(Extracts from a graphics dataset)
··········
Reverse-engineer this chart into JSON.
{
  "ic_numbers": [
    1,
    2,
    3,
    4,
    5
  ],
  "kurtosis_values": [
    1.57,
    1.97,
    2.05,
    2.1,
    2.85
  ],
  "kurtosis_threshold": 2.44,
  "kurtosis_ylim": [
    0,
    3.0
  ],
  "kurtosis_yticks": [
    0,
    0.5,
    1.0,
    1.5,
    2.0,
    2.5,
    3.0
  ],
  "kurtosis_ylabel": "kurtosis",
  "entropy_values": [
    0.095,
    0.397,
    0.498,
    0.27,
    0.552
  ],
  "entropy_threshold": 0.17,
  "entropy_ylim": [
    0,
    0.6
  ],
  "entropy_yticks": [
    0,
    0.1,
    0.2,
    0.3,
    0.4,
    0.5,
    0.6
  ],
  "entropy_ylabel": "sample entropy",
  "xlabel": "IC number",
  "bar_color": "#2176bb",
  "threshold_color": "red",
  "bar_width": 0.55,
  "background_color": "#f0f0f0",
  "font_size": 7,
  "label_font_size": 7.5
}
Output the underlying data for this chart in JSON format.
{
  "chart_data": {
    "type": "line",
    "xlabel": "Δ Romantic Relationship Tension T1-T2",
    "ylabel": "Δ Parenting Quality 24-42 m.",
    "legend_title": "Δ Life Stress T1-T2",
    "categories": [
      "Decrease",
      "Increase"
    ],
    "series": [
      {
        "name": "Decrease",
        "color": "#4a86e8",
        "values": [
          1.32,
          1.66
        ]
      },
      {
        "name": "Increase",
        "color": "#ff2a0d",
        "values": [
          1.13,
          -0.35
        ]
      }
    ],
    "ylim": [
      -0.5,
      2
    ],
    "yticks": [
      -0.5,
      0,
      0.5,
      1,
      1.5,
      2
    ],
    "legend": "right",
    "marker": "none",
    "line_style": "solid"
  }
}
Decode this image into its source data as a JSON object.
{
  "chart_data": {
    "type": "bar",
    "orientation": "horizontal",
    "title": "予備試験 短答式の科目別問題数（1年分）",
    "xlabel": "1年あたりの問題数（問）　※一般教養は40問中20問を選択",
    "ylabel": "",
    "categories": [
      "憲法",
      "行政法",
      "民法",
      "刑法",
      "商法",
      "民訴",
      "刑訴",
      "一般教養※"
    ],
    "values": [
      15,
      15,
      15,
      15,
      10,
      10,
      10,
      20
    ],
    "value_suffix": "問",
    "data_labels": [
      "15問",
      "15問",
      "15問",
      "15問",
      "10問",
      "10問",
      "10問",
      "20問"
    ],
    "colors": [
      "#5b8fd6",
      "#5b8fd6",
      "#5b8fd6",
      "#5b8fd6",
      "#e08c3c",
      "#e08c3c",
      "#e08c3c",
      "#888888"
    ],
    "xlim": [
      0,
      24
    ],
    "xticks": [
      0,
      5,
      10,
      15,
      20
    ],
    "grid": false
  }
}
··········
Copy each line of the records above that carries the word "xlabel".

[Solution to this exercise]
  "xlabel": "IC number",
    "xlabel": "Δ Romantic Relationship Tension T1-T2",
    "xlabel": "1年あたりの問題数（問）　※一般教養は40問中20問を選択",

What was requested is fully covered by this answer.